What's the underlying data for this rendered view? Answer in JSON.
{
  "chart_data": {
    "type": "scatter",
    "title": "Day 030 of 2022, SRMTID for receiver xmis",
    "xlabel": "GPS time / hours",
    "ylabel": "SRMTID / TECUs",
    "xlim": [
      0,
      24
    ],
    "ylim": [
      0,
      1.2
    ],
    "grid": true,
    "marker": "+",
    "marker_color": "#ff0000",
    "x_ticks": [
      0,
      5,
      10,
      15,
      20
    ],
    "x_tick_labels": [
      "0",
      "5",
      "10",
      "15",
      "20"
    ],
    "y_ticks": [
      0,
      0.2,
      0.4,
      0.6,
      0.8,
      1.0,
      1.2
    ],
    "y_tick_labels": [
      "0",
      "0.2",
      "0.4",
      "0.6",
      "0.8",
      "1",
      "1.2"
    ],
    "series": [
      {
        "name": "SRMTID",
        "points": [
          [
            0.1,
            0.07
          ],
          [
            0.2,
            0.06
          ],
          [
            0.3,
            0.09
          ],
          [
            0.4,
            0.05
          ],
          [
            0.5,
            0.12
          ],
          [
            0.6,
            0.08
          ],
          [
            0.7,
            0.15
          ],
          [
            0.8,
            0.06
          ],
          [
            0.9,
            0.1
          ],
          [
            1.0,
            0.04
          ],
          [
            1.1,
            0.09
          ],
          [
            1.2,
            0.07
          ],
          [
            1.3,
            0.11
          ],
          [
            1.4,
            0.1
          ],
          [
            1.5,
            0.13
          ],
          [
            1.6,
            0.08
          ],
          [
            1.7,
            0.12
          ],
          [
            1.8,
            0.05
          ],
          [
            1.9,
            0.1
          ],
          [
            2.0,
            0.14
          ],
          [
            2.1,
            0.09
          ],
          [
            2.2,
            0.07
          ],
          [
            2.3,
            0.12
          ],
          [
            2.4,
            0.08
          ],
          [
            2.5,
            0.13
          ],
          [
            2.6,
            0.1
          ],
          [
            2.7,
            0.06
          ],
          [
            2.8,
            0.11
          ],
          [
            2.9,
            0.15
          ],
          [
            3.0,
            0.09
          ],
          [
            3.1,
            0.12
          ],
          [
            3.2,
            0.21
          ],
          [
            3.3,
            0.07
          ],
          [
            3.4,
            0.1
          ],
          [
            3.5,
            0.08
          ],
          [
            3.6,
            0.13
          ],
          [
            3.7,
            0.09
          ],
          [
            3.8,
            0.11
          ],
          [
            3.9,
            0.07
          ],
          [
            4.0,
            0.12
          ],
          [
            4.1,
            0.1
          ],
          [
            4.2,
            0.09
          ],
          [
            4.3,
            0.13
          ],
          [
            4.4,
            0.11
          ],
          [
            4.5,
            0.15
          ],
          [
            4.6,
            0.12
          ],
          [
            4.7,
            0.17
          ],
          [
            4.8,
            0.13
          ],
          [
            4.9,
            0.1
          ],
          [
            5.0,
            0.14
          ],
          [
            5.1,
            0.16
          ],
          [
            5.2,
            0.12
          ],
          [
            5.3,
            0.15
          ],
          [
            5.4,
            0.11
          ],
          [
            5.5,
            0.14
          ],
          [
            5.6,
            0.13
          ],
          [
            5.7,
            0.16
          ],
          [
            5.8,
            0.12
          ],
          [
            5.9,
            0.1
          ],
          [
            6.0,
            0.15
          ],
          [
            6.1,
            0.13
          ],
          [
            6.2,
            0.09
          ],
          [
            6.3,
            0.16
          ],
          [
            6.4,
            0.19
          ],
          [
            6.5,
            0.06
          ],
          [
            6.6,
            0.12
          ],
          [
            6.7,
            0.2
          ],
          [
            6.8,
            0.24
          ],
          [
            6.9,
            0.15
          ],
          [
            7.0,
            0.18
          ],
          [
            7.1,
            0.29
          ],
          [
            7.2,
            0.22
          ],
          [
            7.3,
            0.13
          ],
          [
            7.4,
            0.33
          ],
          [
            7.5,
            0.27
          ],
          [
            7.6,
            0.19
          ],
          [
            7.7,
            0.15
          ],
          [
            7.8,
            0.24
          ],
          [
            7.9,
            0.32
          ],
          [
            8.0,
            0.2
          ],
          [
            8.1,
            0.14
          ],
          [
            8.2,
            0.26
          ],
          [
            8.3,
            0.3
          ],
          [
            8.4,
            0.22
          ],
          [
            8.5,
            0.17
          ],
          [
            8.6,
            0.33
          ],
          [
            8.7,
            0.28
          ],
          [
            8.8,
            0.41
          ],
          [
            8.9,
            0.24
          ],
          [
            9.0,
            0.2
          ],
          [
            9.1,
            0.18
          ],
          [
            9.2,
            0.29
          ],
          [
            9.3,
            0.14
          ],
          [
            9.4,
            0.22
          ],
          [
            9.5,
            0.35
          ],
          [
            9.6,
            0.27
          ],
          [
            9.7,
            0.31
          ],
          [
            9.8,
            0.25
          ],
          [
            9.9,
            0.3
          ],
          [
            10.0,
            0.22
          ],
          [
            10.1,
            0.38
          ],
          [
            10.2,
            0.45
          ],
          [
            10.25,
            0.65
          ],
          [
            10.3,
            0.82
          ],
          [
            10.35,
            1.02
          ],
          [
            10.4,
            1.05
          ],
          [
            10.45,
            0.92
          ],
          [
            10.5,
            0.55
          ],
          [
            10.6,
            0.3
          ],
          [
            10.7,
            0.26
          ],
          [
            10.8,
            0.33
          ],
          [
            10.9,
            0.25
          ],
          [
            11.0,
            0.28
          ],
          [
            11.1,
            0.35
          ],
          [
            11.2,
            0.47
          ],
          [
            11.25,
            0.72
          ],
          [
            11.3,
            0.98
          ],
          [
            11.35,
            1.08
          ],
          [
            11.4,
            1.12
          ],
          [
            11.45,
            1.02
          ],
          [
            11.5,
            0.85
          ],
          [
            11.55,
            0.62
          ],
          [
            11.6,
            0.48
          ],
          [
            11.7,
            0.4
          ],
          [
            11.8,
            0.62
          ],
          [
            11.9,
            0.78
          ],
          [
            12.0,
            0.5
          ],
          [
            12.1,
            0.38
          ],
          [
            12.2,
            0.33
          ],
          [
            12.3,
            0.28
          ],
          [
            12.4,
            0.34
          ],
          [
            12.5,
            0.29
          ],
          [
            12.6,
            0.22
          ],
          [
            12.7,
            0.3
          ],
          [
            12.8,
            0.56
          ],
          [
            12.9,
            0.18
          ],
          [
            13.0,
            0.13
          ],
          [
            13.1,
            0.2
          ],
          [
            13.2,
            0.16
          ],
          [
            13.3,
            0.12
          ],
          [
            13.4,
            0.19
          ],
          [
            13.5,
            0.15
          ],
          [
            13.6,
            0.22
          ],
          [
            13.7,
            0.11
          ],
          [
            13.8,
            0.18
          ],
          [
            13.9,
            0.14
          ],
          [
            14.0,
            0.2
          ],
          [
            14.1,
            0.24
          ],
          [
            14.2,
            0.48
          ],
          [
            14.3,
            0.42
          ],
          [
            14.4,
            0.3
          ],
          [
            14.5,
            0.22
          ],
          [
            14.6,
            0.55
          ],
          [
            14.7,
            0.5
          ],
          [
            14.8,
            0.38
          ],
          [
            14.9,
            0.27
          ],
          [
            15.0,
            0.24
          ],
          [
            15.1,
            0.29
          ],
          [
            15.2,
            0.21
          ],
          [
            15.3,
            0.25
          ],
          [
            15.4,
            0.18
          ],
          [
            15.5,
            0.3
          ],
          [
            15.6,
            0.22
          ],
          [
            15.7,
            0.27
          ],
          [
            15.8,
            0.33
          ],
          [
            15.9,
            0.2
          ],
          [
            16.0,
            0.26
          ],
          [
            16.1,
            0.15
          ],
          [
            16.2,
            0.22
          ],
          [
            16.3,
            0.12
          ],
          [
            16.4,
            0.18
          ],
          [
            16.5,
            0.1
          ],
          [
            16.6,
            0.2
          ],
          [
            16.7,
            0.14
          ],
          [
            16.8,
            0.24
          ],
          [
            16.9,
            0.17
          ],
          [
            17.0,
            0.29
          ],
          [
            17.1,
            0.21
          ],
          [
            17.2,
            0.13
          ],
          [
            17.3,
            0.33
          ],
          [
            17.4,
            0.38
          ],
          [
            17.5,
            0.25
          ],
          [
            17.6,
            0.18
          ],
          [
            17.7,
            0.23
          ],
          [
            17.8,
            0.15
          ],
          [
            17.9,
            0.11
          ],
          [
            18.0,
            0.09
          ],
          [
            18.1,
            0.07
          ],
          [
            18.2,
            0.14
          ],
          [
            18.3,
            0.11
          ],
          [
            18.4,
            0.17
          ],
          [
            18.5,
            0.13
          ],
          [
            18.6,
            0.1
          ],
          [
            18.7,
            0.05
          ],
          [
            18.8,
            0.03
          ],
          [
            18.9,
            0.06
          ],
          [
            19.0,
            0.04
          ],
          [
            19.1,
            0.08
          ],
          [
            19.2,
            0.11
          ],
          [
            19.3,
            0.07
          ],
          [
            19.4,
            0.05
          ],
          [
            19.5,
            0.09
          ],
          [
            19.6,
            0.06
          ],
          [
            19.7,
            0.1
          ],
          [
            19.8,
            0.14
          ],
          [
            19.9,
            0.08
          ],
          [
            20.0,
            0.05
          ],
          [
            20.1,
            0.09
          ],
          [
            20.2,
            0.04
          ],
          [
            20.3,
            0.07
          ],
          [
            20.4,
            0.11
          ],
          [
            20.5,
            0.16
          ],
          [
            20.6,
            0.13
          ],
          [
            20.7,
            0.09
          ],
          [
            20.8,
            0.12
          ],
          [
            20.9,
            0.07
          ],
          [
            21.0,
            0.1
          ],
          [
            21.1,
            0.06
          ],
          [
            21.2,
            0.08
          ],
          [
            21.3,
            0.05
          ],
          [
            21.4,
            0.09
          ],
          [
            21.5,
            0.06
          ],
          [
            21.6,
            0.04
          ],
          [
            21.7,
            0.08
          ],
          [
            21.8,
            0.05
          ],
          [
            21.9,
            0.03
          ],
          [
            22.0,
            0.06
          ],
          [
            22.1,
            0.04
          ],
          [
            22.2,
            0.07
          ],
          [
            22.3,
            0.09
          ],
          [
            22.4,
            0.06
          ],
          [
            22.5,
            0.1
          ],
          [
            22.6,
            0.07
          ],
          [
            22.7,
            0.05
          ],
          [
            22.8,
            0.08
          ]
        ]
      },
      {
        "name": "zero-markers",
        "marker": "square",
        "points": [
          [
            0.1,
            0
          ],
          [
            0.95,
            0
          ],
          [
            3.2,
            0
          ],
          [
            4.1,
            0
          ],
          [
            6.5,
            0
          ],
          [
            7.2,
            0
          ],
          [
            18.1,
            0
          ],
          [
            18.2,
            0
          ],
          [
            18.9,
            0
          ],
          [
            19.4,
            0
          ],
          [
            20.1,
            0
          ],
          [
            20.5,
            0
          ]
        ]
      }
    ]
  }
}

_ _ _ _

● GIVEN EXERCISE
Take every line that includes the string "SRMTID" and copy it.

● OUTPUT OF THE EXERCISE
    "title": "Day 030 of 2022, SRMTID for receiver xmis",
    "ylabel": "SRMTID / TECUs",
        "name": "SRMTID",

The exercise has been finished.